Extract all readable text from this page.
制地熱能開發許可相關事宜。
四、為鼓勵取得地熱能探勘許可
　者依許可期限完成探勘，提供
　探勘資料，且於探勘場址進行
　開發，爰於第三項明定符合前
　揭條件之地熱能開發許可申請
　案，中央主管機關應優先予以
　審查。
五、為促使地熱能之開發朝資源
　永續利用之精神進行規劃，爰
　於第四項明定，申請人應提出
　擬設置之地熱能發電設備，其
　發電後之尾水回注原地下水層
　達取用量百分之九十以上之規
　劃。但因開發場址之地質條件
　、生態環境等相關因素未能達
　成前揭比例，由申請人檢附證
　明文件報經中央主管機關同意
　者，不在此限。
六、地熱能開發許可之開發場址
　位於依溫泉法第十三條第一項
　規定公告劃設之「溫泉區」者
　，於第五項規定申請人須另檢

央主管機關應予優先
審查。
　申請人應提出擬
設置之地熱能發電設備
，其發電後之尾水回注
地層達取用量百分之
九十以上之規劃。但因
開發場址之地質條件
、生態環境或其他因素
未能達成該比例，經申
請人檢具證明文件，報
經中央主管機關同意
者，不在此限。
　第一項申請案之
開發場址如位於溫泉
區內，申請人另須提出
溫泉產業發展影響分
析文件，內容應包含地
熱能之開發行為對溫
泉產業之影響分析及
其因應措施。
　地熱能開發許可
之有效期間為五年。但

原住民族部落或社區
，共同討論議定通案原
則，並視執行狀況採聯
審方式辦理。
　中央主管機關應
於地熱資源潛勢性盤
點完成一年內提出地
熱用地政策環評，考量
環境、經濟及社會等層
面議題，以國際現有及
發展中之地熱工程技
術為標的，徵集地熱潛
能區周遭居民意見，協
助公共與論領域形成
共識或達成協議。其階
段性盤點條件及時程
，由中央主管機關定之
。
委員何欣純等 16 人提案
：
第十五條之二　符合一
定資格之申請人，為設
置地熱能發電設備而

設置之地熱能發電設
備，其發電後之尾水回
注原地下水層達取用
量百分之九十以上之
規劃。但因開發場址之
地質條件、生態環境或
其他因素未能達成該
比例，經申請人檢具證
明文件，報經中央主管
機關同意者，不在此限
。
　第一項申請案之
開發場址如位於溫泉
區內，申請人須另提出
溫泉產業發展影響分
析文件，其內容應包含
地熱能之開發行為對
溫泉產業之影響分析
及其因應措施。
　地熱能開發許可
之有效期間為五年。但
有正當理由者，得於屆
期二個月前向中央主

PROBLEM REQUIREMENTS
Write out the entries in full, exactly as given.

THE COMPLETED TASK
Extract all readable text from this page.
制地熱能開發許可相關事宜。
四、為鼓勵取得地熱能探勘許可
　者依許可期限完成探勘，提供
　探勘資料，且於探勘場址進行
　開發，爰於第三項明定符合前
　揭條件之地熱能開發許可申請
　案，中央主管機關應優先予以
　審查。
五、為促使地熱能之開發朝資源
　永續利用之精神進行規劃，爰
　於第四項明定，申請人應提出
　擬設置之地熱能發電設備，其
　發電後之尾水回注原地下水層
　達取用量百分之九十以上之規
　劃。但因開發場址之地質條件
　、生態環境等相關因素未能達
　成前揭比例，由申請人檢附證
　明文件報經中央主管機關同意
　者，不在此限。
六、地熱能開發許可之開發場址
　位於依溫泉法第十三條第一項
　規定公告劃設之「溫泉區」者
　，於第五項規定申請人須另檢

央主管機關應予優先
審查。
　申請人應提出擬
設置之地熱能發電設備
，其發電後之尾水回注
地層達取用量百分之
九十以上之規劃。但因
開發場址之地質條件
、生態環境或其他因素
未能達成該比例，經申
請人檢具證明文件，報
經中央主管機關同意
者，不在此限。
　第一項申請案之
開發場址如位於溫泉
區內，申請人另須提出
溫泉產業發展影響分
析文件，內容應包含地
熱能之開發行為對溫
泉產業之影響分析及
其因應措施。
　地熱能開發許可
之有效期間為五年。但

原住民族部落或社區
，共同討論議定通案原
則，並視執行狀況採聯
審方式辦理。
　中央主管機關應
於地熱資源潛勢性盤
點完成一年內提出地
熱用地政策環評，考量
環境、經濟及社會等層
面議題，以國際現有及
發展中之地熱工程技
術為標的，徵集地熱潛
能區周遭居民意見，協
助公共與論領域形成
共識或達成協議。其階
段性盤點條件及時程
，由中央主管機關定之
。
委員何欣純等 16 人提案
：
第十五條之二　符合一
定資格之申請人，為設
置地熱能發電設備而

設置之地熱能發電設
備，其發電後之尾水回
注原地下水層達取用
量百分之九十以上之
規劃。但因開發場址之
地質條件、生態環境或
其他因素未能達成該
比例，經申請人檢具證
明文件，報經中央主管
機關同意者，不在此限
。
　第一項申請案之
開發場址如位於溫泉
區內，申請人須另提出
溫泉產業發展影響分
析文件，其內容應包含
地熱能之開發行為對
溫泉產業之影響分析
及其因應措施。
　地熱能開發許可
之有效期間為五年。但
有正當理由者，得於屆
期二個月前向中央主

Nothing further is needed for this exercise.